(Figure record listings)
---*---

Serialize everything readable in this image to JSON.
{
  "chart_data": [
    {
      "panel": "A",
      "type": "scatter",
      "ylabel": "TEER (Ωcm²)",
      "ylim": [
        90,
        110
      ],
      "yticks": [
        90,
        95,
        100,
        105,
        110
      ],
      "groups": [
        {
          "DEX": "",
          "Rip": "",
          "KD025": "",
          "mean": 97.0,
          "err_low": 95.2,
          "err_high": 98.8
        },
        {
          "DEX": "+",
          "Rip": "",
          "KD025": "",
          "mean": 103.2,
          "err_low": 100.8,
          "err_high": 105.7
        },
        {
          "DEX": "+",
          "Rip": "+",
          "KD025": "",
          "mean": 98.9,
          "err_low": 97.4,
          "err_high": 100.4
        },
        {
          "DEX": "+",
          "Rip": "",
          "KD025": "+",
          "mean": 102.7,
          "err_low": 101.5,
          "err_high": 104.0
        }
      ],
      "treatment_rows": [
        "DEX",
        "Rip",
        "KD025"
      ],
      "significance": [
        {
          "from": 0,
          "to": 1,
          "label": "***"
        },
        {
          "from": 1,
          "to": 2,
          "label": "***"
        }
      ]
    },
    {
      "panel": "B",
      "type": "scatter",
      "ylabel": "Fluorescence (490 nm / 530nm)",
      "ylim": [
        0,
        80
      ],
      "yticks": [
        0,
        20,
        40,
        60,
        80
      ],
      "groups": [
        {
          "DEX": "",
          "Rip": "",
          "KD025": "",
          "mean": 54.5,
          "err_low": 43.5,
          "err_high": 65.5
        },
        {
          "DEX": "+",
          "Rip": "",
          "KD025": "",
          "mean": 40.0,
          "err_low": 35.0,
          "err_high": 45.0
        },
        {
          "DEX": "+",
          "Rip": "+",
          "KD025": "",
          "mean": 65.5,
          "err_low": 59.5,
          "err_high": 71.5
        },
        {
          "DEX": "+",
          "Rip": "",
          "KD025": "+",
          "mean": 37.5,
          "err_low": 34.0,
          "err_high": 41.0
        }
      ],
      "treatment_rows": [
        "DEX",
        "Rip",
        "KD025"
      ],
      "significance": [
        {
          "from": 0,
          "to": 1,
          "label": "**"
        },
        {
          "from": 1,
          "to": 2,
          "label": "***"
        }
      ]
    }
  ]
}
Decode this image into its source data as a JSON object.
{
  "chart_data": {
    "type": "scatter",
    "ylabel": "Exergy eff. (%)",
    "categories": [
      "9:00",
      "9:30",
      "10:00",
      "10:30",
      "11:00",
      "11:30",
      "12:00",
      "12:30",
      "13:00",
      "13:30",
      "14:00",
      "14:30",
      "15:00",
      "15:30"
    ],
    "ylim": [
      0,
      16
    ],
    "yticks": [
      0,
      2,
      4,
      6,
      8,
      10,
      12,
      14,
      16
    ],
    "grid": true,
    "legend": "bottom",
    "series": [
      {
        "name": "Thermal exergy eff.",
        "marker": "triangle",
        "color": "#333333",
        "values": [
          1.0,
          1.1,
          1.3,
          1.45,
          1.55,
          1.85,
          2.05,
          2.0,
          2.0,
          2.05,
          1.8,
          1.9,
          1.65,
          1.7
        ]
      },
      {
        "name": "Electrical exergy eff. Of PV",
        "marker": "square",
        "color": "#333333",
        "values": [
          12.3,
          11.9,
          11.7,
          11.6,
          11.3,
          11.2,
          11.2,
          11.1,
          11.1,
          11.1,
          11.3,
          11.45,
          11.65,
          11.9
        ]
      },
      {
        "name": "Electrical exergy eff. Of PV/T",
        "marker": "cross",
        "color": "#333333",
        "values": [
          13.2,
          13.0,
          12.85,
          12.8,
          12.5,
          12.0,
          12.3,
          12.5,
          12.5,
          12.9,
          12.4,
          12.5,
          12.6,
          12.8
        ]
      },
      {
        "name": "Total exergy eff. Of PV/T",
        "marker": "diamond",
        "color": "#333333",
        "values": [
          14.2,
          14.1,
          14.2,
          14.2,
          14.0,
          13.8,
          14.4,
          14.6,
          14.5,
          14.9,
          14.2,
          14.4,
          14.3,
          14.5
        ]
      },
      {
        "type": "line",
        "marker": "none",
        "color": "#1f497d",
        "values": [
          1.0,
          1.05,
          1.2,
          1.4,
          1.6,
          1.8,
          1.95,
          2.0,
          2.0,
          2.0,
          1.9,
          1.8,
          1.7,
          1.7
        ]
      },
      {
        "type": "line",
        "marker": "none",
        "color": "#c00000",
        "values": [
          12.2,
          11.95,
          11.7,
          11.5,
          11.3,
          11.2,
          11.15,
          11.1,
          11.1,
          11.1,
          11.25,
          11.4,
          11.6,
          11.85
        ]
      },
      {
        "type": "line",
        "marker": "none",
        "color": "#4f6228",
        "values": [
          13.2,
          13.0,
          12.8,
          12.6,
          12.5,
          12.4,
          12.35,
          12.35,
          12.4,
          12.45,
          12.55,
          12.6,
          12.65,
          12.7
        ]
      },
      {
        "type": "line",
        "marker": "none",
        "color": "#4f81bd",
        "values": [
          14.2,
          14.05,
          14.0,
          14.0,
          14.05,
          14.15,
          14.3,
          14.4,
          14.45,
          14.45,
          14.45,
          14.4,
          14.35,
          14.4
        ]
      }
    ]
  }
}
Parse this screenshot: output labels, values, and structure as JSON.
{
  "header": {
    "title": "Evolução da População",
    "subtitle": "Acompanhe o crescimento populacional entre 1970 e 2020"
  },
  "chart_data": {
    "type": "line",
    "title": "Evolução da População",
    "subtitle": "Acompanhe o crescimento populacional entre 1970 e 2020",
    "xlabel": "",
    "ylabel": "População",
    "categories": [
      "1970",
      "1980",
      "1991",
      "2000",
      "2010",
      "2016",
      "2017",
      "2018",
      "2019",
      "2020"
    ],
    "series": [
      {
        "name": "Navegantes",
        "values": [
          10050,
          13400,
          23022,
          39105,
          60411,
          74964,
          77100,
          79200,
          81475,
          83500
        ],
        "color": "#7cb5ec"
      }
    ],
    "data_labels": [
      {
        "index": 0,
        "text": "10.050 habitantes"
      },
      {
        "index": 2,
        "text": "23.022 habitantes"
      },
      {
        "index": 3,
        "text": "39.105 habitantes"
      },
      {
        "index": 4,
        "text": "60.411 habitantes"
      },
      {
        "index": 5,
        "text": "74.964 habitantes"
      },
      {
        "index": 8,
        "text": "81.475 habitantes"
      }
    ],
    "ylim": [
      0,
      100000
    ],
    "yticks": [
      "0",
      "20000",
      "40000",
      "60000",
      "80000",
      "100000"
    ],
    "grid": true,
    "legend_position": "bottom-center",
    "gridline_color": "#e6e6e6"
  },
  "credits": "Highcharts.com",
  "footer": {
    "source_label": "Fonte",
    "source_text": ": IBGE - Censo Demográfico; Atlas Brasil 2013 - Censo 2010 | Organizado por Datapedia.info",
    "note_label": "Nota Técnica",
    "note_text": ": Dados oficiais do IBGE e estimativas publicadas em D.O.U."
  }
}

---*---

Looking at the entries above, how many lines contain the word "Electrical"? Answer with the number alone.

2